- _Material provided_
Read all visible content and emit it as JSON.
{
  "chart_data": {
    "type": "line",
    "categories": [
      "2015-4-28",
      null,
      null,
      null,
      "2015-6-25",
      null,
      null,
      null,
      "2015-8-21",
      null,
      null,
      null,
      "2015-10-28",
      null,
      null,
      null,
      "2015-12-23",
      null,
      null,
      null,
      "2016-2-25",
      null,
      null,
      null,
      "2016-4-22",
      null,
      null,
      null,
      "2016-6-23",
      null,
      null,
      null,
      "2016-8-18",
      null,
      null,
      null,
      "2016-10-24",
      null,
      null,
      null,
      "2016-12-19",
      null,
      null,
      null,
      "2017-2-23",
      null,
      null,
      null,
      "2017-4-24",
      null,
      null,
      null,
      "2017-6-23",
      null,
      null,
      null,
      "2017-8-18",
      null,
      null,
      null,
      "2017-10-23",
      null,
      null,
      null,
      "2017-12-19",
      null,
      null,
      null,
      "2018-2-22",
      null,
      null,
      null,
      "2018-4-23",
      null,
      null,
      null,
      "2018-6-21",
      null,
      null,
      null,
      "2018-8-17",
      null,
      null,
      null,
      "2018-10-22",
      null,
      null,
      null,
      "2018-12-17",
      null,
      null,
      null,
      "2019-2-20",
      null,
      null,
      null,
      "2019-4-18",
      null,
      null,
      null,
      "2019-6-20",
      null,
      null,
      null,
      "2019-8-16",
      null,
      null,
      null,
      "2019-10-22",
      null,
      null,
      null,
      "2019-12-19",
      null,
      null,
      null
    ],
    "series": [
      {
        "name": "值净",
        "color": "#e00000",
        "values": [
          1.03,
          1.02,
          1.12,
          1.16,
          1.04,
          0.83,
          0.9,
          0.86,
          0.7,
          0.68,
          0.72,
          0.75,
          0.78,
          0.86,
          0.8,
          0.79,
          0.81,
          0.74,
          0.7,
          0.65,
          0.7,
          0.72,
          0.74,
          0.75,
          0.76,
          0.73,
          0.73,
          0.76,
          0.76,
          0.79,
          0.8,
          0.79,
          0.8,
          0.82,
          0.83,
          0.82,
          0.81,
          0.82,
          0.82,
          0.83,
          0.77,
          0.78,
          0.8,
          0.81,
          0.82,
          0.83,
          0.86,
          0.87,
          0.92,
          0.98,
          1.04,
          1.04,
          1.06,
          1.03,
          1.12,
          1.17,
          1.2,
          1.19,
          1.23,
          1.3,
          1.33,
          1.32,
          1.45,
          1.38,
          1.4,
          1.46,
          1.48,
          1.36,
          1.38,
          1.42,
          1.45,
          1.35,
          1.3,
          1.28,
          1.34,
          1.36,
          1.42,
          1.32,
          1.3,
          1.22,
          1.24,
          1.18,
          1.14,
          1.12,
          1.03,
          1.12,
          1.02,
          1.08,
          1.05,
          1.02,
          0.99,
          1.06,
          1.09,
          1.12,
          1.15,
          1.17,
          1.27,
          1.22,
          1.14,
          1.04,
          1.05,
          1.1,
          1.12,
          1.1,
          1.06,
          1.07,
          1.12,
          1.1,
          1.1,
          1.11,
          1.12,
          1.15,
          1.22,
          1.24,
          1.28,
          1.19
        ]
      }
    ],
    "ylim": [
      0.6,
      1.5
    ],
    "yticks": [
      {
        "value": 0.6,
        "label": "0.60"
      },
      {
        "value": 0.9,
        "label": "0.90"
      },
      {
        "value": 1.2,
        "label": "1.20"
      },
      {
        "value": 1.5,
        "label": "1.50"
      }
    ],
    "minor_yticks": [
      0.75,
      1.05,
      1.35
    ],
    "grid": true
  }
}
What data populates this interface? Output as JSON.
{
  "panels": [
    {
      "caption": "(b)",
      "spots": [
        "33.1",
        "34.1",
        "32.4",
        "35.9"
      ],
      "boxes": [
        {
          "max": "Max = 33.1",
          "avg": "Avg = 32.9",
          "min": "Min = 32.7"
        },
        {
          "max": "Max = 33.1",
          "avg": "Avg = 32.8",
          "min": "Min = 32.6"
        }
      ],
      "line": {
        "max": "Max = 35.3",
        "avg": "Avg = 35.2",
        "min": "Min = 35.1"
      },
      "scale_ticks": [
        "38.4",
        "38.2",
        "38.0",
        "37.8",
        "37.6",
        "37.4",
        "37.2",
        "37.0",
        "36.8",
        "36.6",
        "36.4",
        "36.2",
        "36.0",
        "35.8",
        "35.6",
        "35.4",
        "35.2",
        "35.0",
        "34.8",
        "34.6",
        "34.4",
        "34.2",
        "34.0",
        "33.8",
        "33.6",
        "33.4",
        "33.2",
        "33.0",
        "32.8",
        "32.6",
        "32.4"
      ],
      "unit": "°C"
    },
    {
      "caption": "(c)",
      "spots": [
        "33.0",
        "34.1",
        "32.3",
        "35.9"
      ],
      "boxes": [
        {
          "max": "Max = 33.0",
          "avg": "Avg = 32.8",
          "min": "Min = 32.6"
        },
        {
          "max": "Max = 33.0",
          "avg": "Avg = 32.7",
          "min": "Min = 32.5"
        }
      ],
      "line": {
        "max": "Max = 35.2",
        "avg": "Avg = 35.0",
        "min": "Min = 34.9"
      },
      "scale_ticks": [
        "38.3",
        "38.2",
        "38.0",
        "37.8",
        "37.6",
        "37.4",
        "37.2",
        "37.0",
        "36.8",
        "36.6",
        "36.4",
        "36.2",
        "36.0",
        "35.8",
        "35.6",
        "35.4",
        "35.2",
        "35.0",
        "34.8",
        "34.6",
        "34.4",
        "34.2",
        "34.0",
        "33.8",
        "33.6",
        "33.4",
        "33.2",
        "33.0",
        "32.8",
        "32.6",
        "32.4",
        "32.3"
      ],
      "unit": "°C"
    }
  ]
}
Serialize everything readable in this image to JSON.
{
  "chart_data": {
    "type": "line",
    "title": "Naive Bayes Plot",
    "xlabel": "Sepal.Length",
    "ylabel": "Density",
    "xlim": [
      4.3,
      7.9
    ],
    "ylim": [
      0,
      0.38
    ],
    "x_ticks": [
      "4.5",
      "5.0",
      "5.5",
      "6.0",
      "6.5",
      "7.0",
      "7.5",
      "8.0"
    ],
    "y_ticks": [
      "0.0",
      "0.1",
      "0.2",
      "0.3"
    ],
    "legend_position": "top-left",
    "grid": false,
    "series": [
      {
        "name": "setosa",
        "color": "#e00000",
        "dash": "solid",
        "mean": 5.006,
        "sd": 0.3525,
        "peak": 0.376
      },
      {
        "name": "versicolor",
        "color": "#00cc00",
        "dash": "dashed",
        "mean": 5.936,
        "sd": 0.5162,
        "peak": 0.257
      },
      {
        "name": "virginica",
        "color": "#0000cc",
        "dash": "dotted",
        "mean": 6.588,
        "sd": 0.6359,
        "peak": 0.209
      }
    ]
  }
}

- _Problem_
Print back all the lines verbatim.

- _Solution for this problem_
Read all visible content and emit it as JSON.
{
  "chart_data": {
    "type": "line",
    "categories": [
      "2015-4-28",
      null,
      null,
      null,
      "2015-6-25",
      null,
      null,
      null,
      "2015-8-21",
      null,
      null,
      null,
      "2015-10-28",
      null,
      null,
      null,
      "2015-12-23",
      null,
      null,
      null,
      "2016-2-25",
      null,
      null,
      null,
      "2016-4-22",
      null,
      null,
      null,
      "2016-6-23",
      null,
      null,
      null,
      "2016-8-18",
      null,
      null,
      null,
      "2016-10-24",
      null,
      null,
      null,
      "2016-12-19",
      null,
      null,
      null,
      "2017-2-23",
      null,
      null,
      null,
      "2017-4-24",
      null,
      null,
      null,
      "2017-6-23",
      null,
      null,
      null,
      "2017-8-18",
      null,
      null,
      null,
      "2017-10-23",
      null,
      null,
      null,
      "2017-12-19",
      null,
      null,
      null,
      "2018-2-22",
      null,
      null,
      null,
      "2018-4-23",
      null,
      null,
      null,
      "2018-6-21",
      null,
      null,
      null,
      "2018-8-17",
      null,
      null,
      null,
      "2018-10-22",
      null,
      null,
      null,
      "2018-12-17",
      null,
      null,
      null,
      "2019-2-20",
      null,
      null,
      null,
      "2019-4-18",
      null,
      null,
      null,
      "2019-6-20",
      null,
      null,
      null,
      "2019-8-16",
      null,
      null,
      null,
      "2019-10-22",
      null,
      null,
      null,
      "2019-12-19",
      null,
      null,
      null
    ],
    "series": [
      {
        "name": "值净",
        "color": "#e00000",
        "values": [
          1.03,
          1.02,
          1.12,
          1.16,
          1.04,
          0.83,
          0.9,
          0.86,
          0.7,
          0.68,
          0.72,
          0.75,
          0.78,
          0.86,
          0.8,
          0.79,
          0.81,
          0.74,
          0.7,
          0.65,
          0.7,
          0.72,
          0.74,
          0.75,
          0.76,
          0.73,
          0.73,
          0.76,
          0.76,
          0.79,
          0.8,
          0.79,
          0.8,
          0.82,
          0.83,
          0.82,
          0.81,
          0.82,
          0.82,
          0.83,
          0.77,
          0.78,
          0.8,
          0.81,
          0.82,
          0.83,
          0.86,
          0.87,
          0.92,
          0.98,
          1.04,
          1.04,
          1.06,
          1.03,
          1.12,
          1.17,
          1.2,
          1.19,
          1.23,
          1.3,
          1.33,
          1.32,
          1.45,
          1.38,
          1.4,
          1.46,
          1.48,
          1.36,
          1.38,
          1.42,
          1.45,
          1.35,
          1.3,
          1.28,
          1.34,
          1.36,
          1.42,
          1.32,
          1.3,
          1.22,
          1.24,
          1.18,
          1.14,
          1.12,
          1.03,
          1.12,
          1.02,
          1.08,
          1.05,
          1.02,
          0.99,
          1.06,
          1.09,
          1.12,
          1.15,
          1.17,
          1.27,
          1.22,
          1.14,
          1.04,
          1.05,
          1.1,
          1.12,
          1.1,
          1.06,
          1.07,
          1.12,
          1.1,
          1.1,
          1.11,
          1.12,
          1.15,
          1.22,
          1.24,
          1.28,
          1.19
        ]
      }
    ],
    "ylim": [
      0.6,
      1.5
    ],
    "yticks": [
      {
        "value": 0.6,
        "label": "0.60"
      },
      {
        "value": 0.9,
        "label": "0.90"
      },
      {
        "value": 1.2,
        "label": "1.20"
      },
      {
        "value": 1.5,
        "label": "1.50"
      }
    ],
    "minor_yticks": [
      0.75,
      1.05,
      1.35
    ],
    "grid": true
  }
}
What data populates this interface? Output as JSON.
{
  "panels": [
    {
      "caption": "(b)",
      "spots": [
        "33.1",
        "34.1",
        "32.4",
        "35.9"
      ],
      "boxes": [
        {
          "max": "Max = 33.1",
          "avg": "Avg = 32.9",
          "min": "Min = 32.7"
        },
        {
          "max": "Max = 33.1",
          "avg": "Avg = 32.8",
          "min": "Min = 32.6"
        }
      ],
      "line": {
        "max": "Max = 35.3",
        "avg": "Avg = 35.2",
        "min": "Min = 35.1"
      },
      "scale_ticks": [
        "38.4",
        "38.2",
        "38.0",
        "37.8",
        "37.6",
        "37.4",
        "37.2",
        "37.0",
        "36.8",
        "36.6",
        "36.4",
        "36.2",
        "36.0",
        "35.8",
        "35.6",
        "35.4",
        "35.2",
        "35.0",
        "34.8",
        "34.6",
        "34.4",
        "34.2",
        "34.0",
        "33.8",
        "33.6",
        "33.4",
        "33.2",
        "33.0",
        "32.8",
        "32.6",
        "32.4"
      ],
      "unit": "°C"
    },
    {
      "caption": "(c)",
      "spots": [
        "33.0",
        "34.1",
        "32.3",
        "35.9"
      ],
      "boxes": [
        {
          "max": "Max = 33.0",
          "avg": "Avg = 32.8",
          "min": "Min = 32.6"
        },
        {
          "max": "Max = 33.0",
          "avg": "Avg = 32.7",
          "min": "Min = 32.5"
        }
      ],
      "line": {
        "max": "Max = 35.2",
        "avg": "Avg = 35.0",
        "min": "Min = 34.9"
      },
      "scale_ticks": [
        "38.3",
        "38.2",
        "38.0",
        "37.8",
        "37.6",
        "37.4",
        "37.2",
        "37.0",
        "36.8",
        "36.6",
        "36.4",
        "36.2",
        "36.0",
        "35.8",
        "35.6",
        "35.4",
        "35.2",
        "35.0",
        "34.8",
        "34.6",
        "34.4",
        "34.2",
        "34.0",
        "33.8",
        "33.6",
        "33.4",
        "33.2",
        "33.0",
        "32.8",
        "32.6",
        "32.4",
        "32.3"
      ],
      "unit": "°C"
    }
  ]
}
Serialize everything readable in this image to JSON.
{
  "chart_data": {
    "type": "line",
    "title": "Naive Bayes Plot",
    "xlabel": "Sepal.Length",
    "ylabel": "Density",
    "xlim": [
      4.3,
      7.9
    ],
    "ylim": [
      0,
      0.38
    ],
    "x_ticks": [
      "4.5",
      "5.0",
      "5.5",
      "6.0",
      "6.5",
      "7.0",
      "7.5",
      "8.0"
    ],
    "y_ticks": [
      "0.0",
      "0.1",
      "0.2",
      "0.3"
    ],
    "legend_position": "top-left",
    "grid": false,
    "series": [
      {
        "name": "setosa",
        "color": "#e00000",
        "dash": "solid",
        "mean": 5.006,
        "sd": 0.3525,
        "peak": 0.376
      },
      {
        "name": "versicolor",
        "color": "#00cc00",
        "dash": "dashed",
        "mean": 5.936,
        "sd": 0.5162,
        "peak": 0.257
      },
      {
        "name": "virginica",
        "color": "#0000cc",
        "dash": "dotted",
        "mean": 6.588,
        "sd": 0.6359,
        "peak": 0.209
      }
    ]
  }
}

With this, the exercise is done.